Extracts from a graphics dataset
########################################

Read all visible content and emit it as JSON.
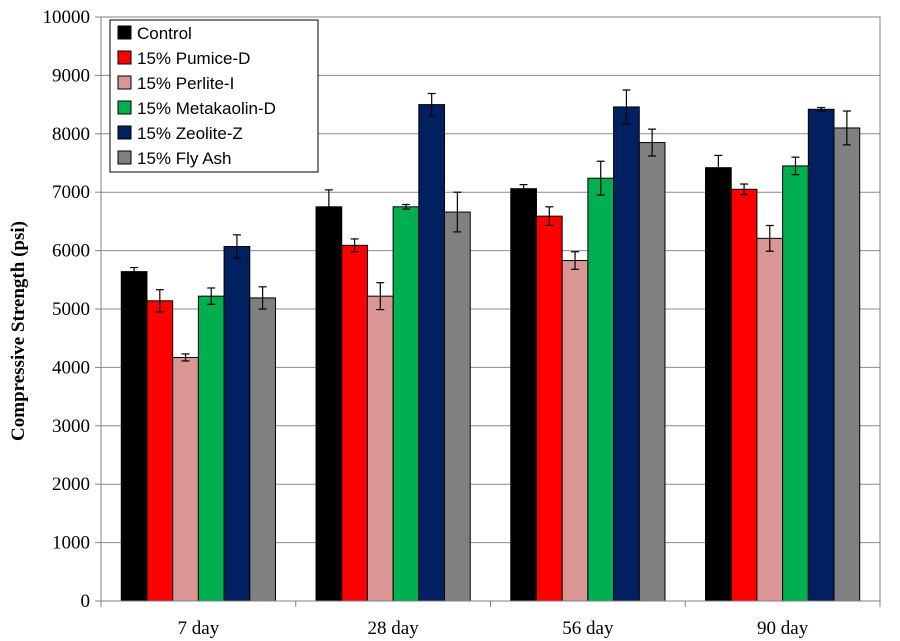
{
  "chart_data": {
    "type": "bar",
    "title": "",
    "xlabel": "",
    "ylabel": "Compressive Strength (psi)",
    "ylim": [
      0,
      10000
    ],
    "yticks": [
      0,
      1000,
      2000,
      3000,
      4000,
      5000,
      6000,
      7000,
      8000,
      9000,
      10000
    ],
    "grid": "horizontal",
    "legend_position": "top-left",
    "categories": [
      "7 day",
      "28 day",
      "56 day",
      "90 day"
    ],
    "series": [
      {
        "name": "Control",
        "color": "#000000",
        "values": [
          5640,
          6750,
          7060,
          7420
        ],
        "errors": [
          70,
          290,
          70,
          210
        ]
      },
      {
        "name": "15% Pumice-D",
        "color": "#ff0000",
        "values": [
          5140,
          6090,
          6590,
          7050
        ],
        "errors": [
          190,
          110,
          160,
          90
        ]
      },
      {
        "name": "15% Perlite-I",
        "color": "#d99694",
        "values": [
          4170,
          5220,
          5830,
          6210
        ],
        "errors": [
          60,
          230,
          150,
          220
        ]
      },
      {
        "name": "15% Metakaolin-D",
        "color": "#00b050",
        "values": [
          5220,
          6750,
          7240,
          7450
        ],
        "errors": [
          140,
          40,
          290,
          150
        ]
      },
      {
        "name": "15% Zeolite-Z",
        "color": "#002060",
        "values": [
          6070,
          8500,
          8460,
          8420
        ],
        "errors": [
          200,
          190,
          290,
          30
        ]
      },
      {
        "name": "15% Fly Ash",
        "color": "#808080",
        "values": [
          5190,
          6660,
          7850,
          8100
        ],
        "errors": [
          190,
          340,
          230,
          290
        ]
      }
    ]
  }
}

########################################

Repeat the material above verbatim. Leave the pictures behind.

▶ [RESULT OF THIS EXERCISE]:
Read all visible content and emit it as JSON.
{
  "chart_data": {
    "type": "bar",
    "title": "",
    "xlabel": "",
    "ylabel": "Compressive Strength (psi)",
    "ylim": [
      0,
      10000
    ],
    "yticks": [
      0,
      1000,
      2000,
      3000,
      4000,
      5000,
      6000,
      7000,
      8000,
      9000,
      10000
    ],
    "grid": "horizontal",
    "legend_position": "top-left",
    "categories": [
      "7 day",
      "28 day",
      "56 day",
      "90 day"
    ],
    "series": [
      {
        "name": "Control",
        "color": "#000000",
        "values": [
          5640,
          6750,
          7060,
          7420
        ],
        "errors": [
          70,
          290,
          70,
          210
        ]
      },
      {
        "name": "15% Pumice-D",
        "color": "#ff0000",
        "values": [
          5140,
          6090,
          6590,
          7050
        ],
        "errors": [
          190,
          110,
          160,
          90
        ]
      },
      {
        "name": "15% Perlite-I",
        "color": "#d99694",
        "values": [
          4170,
          5220,
          5830,
          6210
        ],
        "errors": [
          60,
          230,
          150,
          220
        ]
      },
      {
        "name": "15% Metakaolin-D",
        "color": "#00b050",
        "values": [
          5220,
          6750,
          7240,
          7450
        ],
        "errors": [
          140,
          40,
          290,
          150
        ]
      },
      {
        "name": "15% Zeolite-Z",
        "color": "#002060",
        "values": [
          6070,
          8500,
          8460,
          8420
        ],
        "errors": [
          200,
          190,
          290,
          30
        ]
      },
      {
        "name": "15% Fly Ash",
        "color": "#808080",
        "values": [
          5190,
          6660,
          7850,
          8100
        ],
        "errors": [
          190,
          340,
          230,
          290
        ]
      }
    ]
  }
}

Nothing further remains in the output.